__BRIEF__
Below are some entries. Output each one exactly as it appears.

Collection entries

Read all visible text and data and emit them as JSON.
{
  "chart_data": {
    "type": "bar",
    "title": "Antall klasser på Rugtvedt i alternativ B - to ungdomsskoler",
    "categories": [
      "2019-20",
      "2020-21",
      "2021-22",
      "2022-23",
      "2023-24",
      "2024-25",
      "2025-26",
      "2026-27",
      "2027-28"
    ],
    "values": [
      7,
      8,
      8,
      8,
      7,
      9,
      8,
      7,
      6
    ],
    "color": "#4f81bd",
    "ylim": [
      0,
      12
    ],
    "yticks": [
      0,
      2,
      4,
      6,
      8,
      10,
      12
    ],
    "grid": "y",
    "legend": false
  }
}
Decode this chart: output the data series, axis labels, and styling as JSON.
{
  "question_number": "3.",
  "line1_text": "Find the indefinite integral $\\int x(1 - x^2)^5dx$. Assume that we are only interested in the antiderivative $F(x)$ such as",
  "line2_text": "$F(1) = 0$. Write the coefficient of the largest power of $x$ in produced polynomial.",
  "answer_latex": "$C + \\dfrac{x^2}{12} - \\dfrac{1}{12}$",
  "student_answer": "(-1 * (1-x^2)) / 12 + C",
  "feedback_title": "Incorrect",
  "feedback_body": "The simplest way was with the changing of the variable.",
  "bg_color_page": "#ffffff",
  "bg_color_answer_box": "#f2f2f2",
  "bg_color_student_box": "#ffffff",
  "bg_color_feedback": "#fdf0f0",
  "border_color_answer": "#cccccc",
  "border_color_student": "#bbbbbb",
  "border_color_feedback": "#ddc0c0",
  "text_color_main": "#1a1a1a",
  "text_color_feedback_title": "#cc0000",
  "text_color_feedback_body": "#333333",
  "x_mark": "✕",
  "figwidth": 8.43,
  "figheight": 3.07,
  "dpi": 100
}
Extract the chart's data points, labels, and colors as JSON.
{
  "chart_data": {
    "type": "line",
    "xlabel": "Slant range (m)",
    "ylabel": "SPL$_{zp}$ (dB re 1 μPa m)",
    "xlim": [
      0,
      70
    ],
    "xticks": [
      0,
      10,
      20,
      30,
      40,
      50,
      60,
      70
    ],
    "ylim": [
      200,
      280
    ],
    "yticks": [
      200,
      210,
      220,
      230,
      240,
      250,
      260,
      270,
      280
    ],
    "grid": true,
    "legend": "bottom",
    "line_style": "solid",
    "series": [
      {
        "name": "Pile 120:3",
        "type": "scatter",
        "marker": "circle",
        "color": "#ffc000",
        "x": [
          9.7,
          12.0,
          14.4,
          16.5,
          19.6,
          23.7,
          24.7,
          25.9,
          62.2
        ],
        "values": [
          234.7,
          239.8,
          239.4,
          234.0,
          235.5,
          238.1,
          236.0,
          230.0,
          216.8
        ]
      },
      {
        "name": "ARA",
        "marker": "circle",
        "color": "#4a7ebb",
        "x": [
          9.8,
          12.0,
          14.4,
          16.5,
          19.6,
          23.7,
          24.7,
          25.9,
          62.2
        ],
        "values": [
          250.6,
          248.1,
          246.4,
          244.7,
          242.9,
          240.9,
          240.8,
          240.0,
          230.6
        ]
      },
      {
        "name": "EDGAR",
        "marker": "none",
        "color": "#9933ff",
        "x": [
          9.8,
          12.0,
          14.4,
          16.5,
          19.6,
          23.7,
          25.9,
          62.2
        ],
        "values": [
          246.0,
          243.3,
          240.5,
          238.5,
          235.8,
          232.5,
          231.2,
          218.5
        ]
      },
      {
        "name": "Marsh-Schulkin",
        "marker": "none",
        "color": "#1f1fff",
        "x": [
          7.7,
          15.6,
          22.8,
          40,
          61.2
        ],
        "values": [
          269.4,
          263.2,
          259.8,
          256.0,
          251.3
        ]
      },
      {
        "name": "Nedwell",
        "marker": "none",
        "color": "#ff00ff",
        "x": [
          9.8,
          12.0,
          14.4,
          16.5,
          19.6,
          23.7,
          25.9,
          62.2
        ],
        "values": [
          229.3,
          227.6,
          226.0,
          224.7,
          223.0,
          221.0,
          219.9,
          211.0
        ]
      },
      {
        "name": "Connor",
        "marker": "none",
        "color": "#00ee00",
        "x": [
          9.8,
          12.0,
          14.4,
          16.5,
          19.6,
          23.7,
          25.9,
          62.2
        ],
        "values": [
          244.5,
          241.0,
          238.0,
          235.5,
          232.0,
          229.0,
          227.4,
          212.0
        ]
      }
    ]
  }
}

__RESULT OF THE TASK__
Read all visible text and data and emit them as JSON.
{
  "chart_data": {
    "type": "bar",
    "title": "Antall klasser på Rugtvedt i alternativ B - to ungdomsskoler",
    "categories": [
      "2019-20",
      "2020-21",
      "2021-22",
      "2022-23",
      "2023-24",
      "2024-25",
      "2025-26",
      "2026-27",
      "2027-28"
    ],
    "values": [
      7,
      8,
      8,
      8,
      7,
      9,
      8,
      7,
      6
    ],
    "color": "#4f81bd",
    "ylim": [
      0,
      12
    ],
    "yticks": [
      0,
      2,
      4,
      6,
      8,
      10,
      12
    ],
    "grid": "y",
    "legend": false
  }
}
Decode this chart: output the data series, axis labels, and styling as JSON.
{
  "question_number": "3.",
  "line1_text": "Find the indefinite integral $\\int x(1 - x^2)^5dx$. Assume that we are only interested in the antiderivative $F(x)$ such as",
  "line2_text": "$F(1) = 0$. Write the coefficient of the largest power of $x$ in produced polynomial.",
  "answer_latex": "$C + \\dfrac{x^2}{12} - \\dfrac{1}{12}$",
  "student_answer": "(-1 * (1-x^2)) / 12 + C",
  "feedback_title": "Incorrect",
  "feedback_body": "The simplest way was with the changing of the variable.",
  "bg_color_page": "#ffffff",
  "bg_color_answer_box": "#f2f2f2",
  "bg_color_student_box": "#ffffff",
  "bg_color_feedback": "#fdf0f0",
  "border_color_answer": "#cccccc",
  "border_color_student": "#bbbbbb",
  "border_color_feedback": "#ddc0c0",
  "text_color_main": "#1a1a1a",
  "text_color_feedback_title": "#cc0000",
  "text_color_feedback_body": "#333333",
  "x_mark": "✕",
  "figwidth": 8.43,
  "figheight": 3.07,
  "dpi": 100
}
Extract the chart's data points, labels, and colors as JSON.
{
  "chart_data": {
    "type": "line",
    "xlabel": "Slant range (m)",
    "ylabel": "SPL$_{zp}$ (dB re 1 μPa m)",
    "xlim": [
      0,
      70
    ],
    "xticks": [
      0,
      10,
      20,
      30,
      40,
      50,
      60,
      70
    ],
    "ylim": [
      200,
      280
    ],
    "yticks": [
      200,
      210,
      220,
      230,
      240,
      250,
      260,
      270,
      280
    ],
    "grid": true,
    "legend": "bottom",
    "line_style": "solid",
    "series": [
      {
        "name": "Pile 120:3",
        "type": "scatter",
        "marker": "circle",
        "color": "#ffc000",
        "x": [
          9.7,
          12.0,
          14.4,
          16.5,
          19.6,
          23.7,
          24.7,
          25.9,
          62.2
        ],
        "values": [
          234.7,
          239.8,
          239.4,
          234.0,
          235.5,
          238.1,
          236.0,
          230.0,
          216.8
        ]
      },
      {
        "name": "ARA",
        "marker": "circle",
        "color": "#4a7ebb",
        "x": [
          9.8,
          12.0,
          14.4,
          16.5,
          19.6,
          23.7,
          24.7,
          25.9,
          62.2
        ],
        "values": [
          250.6,
          248.1,
          246.4,
          244.7,
          242.9,
          240.9,
          240.8,
          240.0,
          230.6
        ]
      },
      {
        "name": "EDGAR",
        "marker": "none",
        "color": "#9933ff",
        "x": [
          9.8,
          12.0,
          14.4,
          16.5,
          19.6,
          23.7,
          25.9,
          62.2
        ],
        "values": [
          246.0,
          243.3,
          240.5,
          238.5,
          235.8,
          232.5,
          231.2,
          218.5
        ]
      },
      {
        "name": "Marsh-Schulkin",
        "marker": "none",
        "color": "#1f1fff",
        "x": [
          7.7,
          15.6,
          22.8,
          40,
          61.2
        ],
        "values": [
          269.4,
          263.2,
          259.8,
          256.0,
          251.3
        ]
      },
      {
        "name": "Nedwell",
        "marker": "none",
        "color": "#ff00ff",
        "x": [
          9.8,
          12.0,
          14.4,
          16.5,
          19.6,
          23.7,
          25.9,
          62.2
        ],
        "values": [
          229.3,
          227.6,
          226.0,
          224.7,
          223.0,
          221.0,
          219.9,
          211.0
        ]
      },
      {
        "name": "Connor",
        "marker": "none",
        "color": "#00ee00",
        "x": [
          9.8,
          12.0,
          14.4,
          16.5,
          19.6,
          23.7,
          25.9,
          62.2
        ],
        "values": [
          244.5,
          241.0,
          238.0,
          235.5,
          232.0,
          229.0,
          227.4,
          212.0
        ]
      }
    ]
  }
}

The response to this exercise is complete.